AIM: Extract the full listing below without altering a single character.

[Begin]

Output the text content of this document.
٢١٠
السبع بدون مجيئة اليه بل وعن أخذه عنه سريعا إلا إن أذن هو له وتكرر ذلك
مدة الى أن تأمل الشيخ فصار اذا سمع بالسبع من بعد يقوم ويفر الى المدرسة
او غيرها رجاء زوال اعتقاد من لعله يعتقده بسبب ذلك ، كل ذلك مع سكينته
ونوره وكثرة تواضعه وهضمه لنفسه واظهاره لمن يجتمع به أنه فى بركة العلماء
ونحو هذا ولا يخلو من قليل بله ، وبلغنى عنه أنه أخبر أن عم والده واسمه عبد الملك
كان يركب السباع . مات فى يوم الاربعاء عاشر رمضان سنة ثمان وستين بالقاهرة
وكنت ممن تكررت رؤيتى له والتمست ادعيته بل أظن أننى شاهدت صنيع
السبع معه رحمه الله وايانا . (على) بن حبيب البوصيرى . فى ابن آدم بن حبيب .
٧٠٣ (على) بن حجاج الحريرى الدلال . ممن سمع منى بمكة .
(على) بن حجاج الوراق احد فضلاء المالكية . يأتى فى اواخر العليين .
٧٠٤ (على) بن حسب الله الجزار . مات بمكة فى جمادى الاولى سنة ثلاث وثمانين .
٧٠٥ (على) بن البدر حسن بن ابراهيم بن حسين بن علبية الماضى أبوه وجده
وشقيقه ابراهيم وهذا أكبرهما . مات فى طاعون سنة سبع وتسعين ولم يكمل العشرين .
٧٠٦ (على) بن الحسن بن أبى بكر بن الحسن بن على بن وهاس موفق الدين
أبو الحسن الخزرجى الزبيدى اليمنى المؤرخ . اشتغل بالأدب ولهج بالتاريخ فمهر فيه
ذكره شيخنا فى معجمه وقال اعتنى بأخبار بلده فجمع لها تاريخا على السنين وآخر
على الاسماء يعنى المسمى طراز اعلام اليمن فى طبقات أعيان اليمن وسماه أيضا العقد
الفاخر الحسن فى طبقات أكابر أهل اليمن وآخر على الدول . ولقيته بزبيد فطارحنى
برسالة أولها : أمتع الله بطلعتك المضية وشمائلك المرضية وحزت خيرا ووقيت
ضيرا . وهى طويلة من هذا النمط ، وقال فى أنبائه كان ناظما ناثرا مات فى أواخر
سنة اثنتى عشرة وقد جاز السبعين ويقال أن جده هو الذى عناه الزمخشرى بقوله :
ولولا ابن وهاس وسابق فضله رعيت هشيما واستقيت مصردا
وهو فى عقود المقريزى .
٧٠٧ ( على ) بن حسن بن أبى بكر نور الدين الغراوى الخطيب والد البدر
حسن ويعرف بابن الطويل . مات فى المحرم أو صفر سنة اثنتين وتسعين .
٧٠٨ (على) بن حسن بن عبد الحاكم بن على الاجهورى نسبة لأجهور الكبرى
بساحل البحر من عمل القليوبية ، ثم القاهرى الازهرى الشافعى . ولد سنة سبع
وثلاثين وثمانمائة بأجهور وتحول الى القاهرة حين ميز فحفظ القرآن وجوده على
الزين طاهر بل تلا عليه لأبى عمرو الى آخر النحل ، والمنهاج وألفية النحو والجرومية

[End]

WRITTEN ANSWER:
Output the text content of this document.
٢١٠
السبع بدون مجيئة اليه بل وعن أخذه عنه سريعا إلا إن أذن هو له وتكرر ذلك
مدة الى أن تأمل الشيخ فصار اذا سمع بالسبع من بعد يقوم ويفر الى المدرسة
او غيرها رجاء زوال اعتقاد من لعله يعتقده بسبب ذلك ، كل ذلك مع سكينته
ونوره وكثرة تواضعه وهضمه لنفسه واظهاره لمن يجتمع به أنه فى بركة العلماء
ونحو هذا ولا يخلو من قليل بله ، وبلغنى عنه أنه أخبر أن عم والده واسمه عبد الملك
كان يركب السباع . مات فى يوم الاربعاء عاشر رمضان سنة ثمان وستين بالقاهرة
وكنت ممن تكررت رؤيتى له والتمست ادعيته بل أظن أننى شاهدت صنيع
السبع معه رحمه الله وايانا . (على) بن حبيب البوصيرى . فى ابن آدم بن حبيب .
٧٠٣ (على) بن حجاج الحريرى الدلال . ممن سمع منى بمكة .
(على) بن حجاج الوراق احد فضلاء المالكية . يأتى فى اواخر العليين .
٧٠٤ (على) بن حسب الله الجزار . مات بمكة فى جمادى الاولى سنة ثلاث وثمانين .
٧٠٥ (على) بن البدر حسن بن ابراهيم بن حسين بن علبية الماضى أبوه وجده
وشقيقه ابراهيم وهذا أكبرهما . مات فى طاعون سنة سبع وتسعين ولم يكمل العشرين .
٧٠٦ (على) بن الحسن بن أبى بكر بن الحسن بن على بن وهاس موفق الدين
أبو الحسن الخزرجى الزبيدى اليمنى المؤرخ . اشتغل بالأدب ولهج بالتاريخ فمهر فيه
ذكره شيخنا فى معجمه وقال اعتنى بأخبار بلده فجمع لها تاريخا على السنين وآخر
على الاسماء يعنى المسمى طراز اعلام اليمن فى طبقات أعيان اليمن وسماه أيضا العقد
الفاخر الحسن فى طبقات أكابر أهل اليمن وآخر على الدول . ولقيته بزبيد فطارحنى
برسالة أولها : أمتع الله بطلعتك المضية وشمائلك المرضية وحزت خيرا ووقيت
ضيرا . وهى طويلة من هذا النمط ، وقال فى أنبائه كان ناظما ناثرا مات فى أواخر
سنة اثنتى عشرة وقد جاز السبعين ويقال أن جده هو الذى عناه الزمخشرى بقوله :
ولولا ابن وهاس وسابق فضله رعيت هشيما واستقيت مصردا
وهو فى عقود المقريزى .
٧٠٧ ( على ) بن حسن بن أبى بكر نور الدين الغراوى الخطيب والد البدر
حسن ويعرف بابن الطويل . مات فى المحرم أو صفر سنة اثنتين وتسعين .
٧٠٨ (على) بن حسن بن عبد الحاكم بن على الاجهورى نسبة لأجهور الكبرى
بساحل البحر من عمل القليوبية ، ثم القاهرى الازهرى الشافعى . ولد سنة سبع
وثلاثين وثمانمائة بأجهور وتحول الى القاهرة حين ميز فحفظ القرآن وجوده على
الزين طاهر بل تلا عليه لأبى عمرو الى آخر النحل ، والمنهاج وألفية النحو والجرومية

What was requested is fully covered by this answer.